> **SET EXERCISE**: Find each line with the word "ὑπερσ" and copy it.

--- START OF EXTRACTED ENTRIES ---

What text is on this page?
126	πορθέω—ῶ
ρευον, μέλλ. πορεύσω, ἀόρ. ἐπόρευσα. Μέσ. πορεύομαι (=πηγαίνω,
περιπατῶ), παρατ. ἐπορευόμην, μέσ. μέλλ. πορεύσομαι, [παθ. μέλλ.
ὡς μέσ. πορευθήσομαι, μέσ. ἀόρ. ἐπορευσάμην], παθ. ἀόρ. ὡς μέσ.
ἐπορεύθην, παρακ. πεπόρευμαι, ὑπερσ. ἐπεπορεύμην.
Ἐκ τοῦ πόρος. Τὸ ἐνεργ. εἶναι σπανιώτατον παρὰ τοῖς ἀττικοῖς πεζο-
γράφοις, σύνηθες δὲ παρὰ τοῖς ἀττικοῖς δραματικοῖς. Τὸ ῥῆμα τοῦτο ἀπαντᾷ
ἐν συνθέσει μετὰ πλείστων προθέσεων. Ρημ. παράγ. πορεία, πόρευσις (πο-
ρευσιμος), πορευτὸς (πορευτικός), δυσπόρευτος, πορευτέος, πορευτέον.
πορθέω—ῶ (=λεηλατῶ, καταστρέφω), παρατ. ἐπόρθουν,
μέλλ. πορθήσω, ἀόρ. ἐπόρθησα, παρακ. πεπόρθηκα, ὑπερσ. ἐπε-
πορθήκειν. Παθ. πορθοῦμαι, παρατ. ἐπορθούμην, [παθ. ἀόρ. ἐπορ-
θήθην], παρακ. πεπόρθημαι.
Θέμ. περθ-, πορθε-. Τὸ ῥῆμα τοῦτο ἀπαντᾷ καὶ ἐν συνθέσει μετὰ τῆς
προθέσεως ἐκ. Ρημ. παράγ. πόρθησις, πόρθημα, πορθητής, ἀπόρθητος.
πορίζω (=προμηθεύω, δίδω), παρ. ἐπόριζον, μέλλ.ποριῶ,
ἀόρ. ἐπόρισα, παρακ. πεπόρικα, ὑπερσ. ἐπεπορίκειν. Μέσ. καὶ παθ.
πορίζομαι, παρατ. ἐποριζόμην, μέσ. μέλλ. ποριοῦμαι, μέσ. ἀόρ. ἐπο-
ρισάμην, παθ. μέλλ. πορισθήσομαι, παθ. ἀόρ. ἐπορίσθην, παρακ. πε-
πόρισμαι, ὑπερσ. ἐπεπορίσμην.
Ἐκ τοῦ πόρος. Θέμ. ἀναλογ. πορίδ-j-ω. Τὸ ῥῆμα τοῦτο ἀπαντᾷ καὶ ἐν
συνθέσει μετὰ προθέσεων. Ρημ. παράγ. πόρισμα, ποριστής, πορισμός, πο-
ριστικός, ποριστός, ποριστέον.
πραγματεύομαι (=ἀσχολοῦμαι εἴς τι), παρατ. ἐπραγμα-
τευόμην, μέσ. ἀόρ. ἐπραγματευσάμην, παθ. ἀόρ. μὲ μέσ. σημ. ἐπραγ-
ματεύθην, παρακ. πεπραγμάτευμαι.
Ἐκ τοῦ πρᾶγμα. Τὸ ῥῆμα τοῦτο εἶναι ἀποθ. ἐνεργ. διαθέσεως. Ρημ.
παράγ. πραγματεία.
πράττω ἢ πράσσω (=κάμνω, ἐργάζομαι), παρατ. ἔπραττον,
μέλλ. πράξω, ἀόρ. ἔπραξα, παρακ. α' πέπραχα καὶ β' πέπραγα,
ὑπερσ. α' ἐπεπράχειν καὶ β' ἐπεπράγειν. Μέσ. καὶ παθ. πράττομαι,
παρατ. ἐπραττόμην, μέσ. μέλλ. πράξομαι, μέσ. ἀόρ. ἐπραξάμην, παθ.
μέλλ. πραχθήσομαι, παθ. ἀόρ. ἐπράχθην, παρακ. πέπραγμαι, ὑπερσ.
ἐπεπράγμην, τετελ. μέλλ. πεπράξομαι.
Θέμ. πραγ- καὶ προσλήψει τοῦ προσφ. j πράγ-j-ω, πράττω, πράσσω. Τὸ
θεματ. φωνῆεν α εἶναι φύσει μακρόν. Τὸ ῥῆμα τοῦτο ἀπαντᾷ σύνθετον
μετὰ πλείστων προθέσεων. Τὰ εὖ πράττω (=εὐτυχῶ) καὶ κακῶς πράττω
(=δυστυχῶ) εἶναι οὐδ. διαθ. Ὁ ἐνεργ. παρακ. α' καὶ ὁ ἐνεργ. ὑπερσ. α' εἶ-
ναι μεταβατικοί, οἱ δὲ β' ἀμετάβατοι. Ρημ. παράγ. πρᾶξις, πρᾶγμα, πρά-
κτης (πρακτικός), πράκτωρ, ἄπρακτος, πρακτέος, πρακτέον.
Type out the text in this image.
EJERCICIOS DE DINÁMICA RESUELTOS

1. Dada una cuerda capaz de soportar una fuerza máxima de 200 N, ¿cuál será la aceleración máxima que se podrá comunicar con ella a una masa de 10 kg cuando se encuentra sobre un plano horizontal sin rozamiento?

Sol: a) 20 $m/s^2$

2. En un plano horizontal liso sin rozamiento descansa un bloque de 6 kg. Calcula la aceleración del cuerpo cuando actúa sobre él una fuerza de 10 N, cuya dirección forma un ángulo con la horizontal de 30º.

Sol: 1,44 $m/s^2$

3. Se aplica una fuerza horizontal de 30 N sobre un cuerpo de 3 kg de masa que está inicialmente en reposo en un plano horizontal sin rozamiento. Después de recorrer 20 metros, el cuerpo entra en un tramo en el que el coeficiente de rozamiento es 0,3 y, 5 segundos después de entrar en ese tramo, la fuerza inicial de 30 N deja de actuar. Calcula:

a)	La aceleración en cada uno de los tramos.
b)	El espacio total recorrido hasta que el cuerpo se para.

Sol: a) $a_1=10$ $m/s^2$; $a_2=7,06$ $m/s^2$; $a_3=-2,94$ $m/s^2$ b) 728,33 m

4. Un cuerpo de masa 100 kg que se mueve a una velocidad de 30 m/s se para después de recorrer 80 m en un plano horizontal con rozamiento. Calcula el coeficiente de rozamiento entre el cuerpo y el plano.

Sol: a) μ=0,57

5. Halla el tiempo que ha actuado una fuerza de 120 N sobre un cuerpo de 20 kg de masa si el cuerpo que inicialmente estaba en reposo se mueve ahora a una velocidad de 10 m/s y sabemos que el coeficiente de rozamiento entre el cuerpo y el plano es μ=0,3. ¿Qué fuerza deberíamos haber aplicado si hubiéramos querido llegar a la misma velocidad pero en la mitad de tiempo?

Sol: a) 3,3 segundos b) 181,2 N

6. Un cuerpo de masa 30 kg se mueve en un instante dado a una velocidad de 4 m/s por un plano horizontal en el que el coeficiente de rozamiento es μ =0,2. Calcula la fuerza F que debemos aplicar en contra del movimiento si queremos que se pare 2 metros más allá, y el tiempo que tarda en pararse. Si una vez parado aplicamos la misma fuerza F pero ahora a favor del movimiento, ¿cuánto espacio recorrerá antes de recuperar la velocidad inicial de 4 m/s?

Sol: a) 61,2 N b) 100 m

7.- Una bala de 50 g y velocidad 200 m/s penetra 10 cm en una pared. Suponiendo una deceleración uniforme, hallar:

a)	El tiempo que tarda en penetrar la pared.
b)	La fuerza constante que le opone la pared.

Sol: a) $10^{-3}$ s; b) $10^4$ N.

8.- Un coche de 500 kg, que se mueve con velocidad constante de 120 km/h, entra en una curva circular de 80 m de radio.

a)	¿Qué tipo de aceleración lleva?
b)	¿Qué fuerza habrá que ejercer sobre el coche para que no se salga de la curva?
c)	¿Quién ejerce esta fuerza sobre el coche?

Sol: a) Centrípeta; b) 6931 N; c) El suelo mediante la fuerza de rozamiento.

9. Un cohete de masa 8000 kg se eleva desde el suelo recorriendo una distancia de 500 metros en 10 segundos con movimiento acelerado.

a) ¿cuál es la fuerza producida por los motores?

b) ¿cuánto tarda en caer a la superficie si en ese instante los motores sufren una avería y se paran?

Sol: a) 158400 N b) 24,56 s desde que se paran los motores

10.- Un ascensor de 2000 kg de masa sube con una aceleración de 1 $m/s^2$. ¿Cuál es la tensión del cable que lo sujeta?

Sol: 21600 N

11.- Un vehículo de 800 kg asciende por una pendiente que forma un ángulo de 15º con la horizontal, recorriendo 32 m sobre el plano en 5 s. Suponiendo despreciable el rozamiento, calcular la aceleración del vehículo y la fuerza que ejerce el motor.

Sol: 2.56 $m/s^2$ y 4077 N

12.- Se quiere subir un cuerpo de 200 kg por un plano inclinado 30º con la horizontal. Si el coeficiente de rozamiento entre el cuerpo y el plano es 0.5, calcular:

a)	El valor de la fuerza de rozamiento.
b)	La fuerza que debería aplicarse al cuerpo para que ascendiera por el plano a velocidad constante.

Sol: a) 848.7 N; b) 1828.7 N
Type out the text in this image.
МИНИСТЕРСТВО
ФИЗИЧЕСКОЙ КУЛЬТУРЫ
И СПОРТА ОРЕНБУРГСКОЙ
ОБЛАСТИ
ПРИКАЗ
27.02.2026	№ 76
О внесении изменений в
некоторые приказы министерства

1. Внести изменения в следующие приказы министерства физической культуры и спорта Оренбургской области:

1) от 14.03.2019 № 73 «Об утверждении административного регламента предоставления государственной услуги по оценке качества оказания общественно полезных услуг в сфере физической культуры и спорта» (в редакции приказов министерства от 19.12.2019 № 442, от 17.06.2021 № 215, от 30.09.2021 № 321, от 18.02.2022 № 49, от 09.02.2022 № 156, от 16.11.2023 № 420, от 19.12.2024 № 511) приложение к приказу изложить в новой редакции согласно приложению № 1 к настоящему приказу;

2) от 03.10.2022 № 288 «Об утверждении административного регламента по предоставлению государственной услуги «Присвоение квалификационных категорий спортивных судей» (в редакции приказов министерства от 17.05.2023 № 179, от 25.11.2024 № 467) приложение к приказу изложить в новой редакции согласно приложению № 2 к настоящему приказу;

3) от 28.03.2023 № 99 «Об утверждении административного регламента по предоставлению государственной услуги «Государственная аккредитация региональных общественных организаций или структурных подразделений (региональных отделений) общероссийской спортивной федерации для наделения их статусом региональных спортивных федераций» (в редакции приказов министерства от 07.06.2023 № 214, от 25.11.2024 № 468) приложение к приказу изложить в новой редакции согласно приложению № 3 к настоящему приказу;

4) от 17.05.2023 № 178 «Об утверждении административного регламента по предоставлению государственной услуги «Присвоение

--- END OF EXTRACTED ENTRIES ---

> **EXPECTED ANSWER**:
ἐπορεύθην, παρακ. πεπόρευμαι, ὑπερσ. ἐπεπορεύμην.
μέλλ. πορθήσω, ἀόρ. ἐπόρθησα, παρακ. πεπόρθηκα, ὑπερσ. ἐπε-
ἀόρ. ἐπόρισα, παρακ. πεπόρικα, ὑπερσ. ἐπεπορίκειν. Μέσ. καὶ παθ.
πόρισμαι, ὑπερσ. ἐπεπορίσμην.
ὑπερσ. α' ἐπεπράχειν καὶ β' ἐπεπράγειν. Μέσ. καὶ παθ. πράττομαι,
μέλλ. πραχθήσομαι, παθ. ἀόρ. ἐπράχθην, παρακ. πέπραγμαι, ὑπερσ.
(=δυστυχῶ) εἶναι οὐδ. διαθ. Ὁ ἐνεργ. παρακ. α' καὶ ὁ ἐνεργ. ὑπερσ. α' εἶ-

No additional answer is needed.